**Exercise objective:**
From the listing below, pull each line that includes "процессоры".

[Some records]
[Start]

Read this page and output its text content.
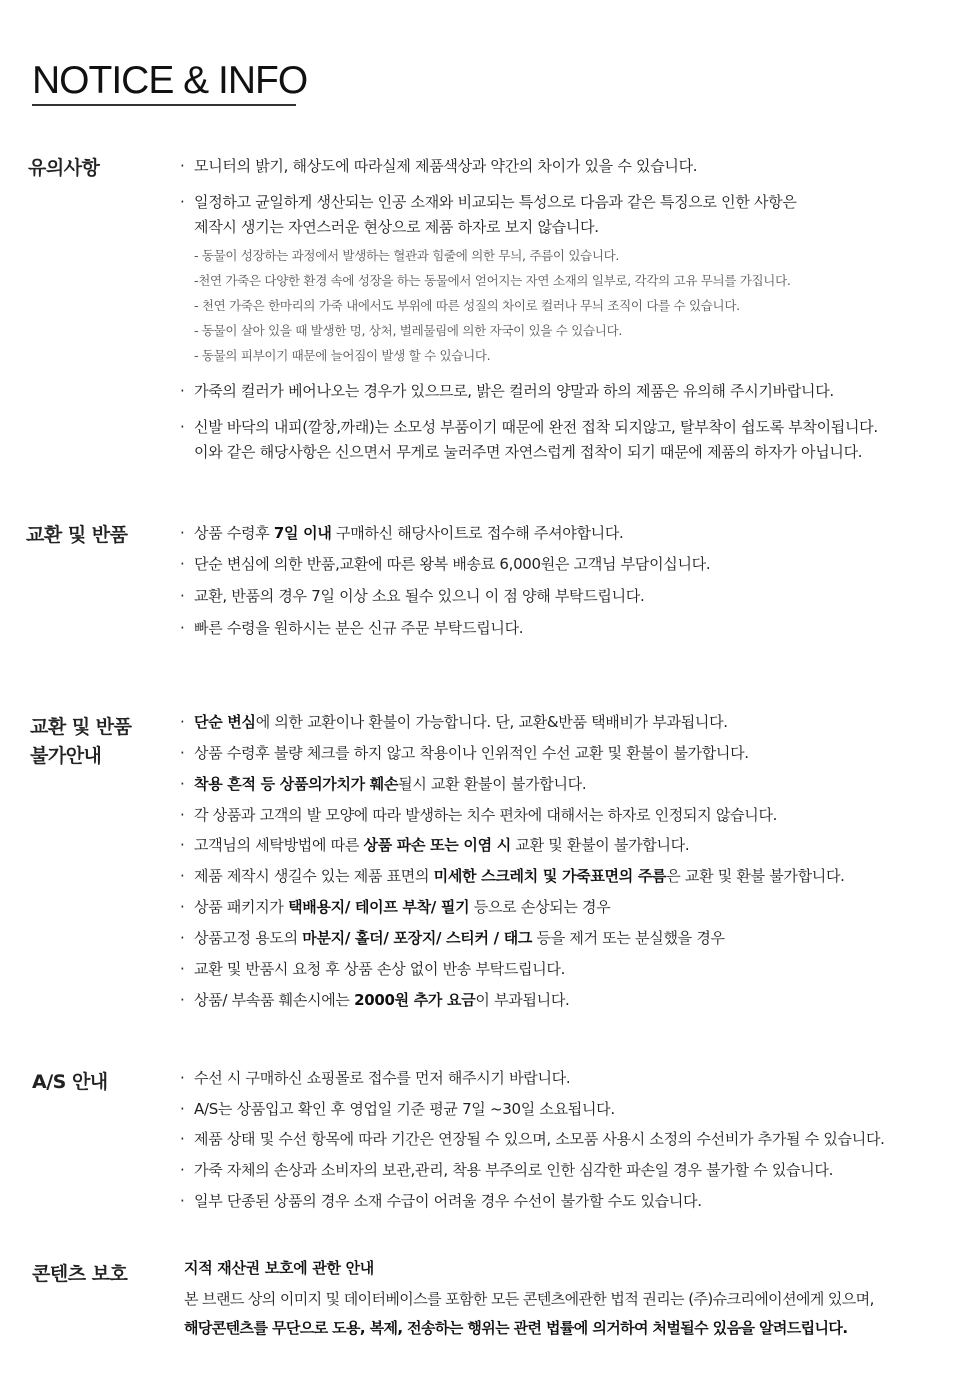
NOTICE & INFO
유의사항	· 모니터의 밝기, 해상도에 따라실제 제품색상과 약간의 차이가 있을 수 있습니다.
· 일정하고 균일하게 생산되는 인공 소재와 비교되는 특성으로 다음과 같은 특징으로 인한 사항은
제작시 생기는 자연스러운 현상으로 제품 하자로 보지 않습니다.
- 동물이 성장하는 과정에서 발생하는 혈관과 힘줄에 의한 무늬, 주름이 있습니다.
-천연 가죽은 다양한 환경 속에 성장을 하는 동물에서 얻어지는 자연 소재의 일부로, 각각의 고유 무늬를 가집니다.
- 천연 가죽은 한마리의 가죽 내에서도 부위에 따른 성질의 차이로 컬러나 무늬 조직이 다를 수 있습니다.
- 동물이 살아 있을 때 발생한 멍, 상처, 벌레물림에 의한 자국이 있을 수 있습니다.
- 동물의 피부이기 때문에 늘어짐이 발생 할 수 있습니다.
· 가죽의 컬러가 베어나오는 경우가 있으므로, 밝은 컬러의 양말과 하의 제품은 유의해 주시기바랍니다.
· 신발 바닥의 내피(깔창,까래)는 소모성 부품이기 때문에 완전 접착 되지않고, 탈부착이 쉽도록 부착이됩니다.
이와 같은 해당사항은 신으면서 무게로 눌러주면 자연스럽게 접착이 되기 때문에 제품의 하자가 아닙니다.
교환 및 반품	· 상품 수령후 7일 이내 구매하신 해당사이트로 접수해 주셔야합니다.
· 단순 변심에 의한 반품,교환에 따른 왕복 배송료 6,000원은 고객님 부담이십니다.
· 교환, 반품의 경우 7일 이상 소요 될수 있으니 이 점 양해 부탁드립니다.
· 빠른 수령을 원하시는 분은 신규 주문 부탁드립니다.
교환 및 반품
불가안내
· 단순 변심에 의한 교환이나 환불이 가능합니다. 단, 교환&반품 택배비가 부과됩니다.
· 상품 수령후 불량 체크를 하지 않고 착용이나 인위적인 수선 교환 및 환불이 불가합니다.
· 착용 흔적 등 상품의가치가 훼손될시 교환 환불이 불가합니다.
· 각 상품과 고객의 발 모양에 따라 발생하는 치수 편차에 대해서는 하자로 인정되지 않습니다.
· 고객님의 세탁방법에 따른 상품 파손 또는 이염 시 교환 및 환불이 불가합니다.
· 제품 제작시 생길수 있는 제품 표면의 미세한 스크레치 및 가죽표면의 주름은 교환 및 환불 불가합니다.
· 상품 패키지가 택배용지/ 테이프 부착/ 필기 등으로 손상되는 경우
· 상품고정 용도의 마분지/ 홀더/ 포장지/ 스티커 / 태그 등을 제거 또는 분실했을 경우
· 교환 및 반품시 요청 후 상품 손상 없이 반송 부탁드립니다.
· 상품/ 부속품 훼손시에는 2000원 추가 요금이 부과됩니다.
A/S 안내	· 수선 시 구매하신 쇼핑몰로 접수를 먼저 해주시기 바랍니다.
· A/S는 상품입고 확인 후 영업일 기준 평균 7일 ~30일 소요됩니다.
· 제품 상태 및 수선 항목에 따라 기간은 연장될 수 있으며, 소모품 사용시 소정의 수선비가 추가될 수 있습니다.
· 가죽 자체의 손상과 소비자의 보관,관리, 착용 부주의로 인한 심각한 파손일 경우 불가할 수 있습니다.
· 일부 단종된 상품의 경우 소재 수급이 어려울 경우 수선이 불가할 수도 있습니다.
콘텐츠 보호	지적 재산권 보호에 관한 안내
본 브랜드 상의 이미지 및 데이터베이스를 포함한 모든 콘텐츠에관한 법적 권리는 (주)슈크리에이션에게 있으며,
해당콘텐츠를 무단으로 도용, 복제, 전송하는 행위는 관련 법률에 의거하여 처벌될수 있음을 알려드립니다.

[End]
[Start]

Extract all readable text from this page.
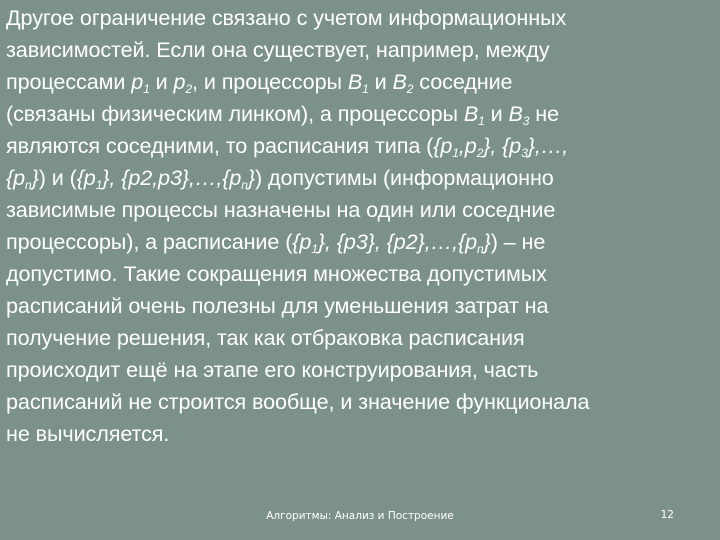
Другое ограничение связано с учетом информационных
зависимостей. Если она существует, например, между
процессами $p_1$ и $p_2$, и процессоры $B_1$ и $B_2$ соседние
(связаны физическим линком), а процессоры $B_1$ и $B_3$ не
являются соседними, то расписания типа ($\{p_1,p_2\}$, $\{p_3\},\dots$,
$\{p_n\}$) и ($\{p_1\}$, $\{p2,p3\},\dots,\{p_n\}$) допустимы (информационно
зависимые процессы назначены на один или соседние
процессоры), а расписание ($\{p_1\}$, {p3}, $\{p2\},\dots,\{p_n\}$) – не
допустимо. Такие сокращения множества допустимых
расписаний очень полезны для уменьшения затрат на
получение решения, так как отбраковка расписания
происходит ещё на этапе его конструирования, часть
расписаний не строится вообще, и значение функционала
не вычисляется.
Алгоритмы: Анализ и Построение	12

[End]

**Task answer:**
процессами $p_1$ и $p_2$, и процессоры $B_1$ и $B_2$ соседние
(связаны физическим линком), а процессоры $B_1$ и $B_3$ не
процессоры), а расписание ($\{p_1\}$, {p3}, $\{p2\},\dots,\{p_n\}$) – не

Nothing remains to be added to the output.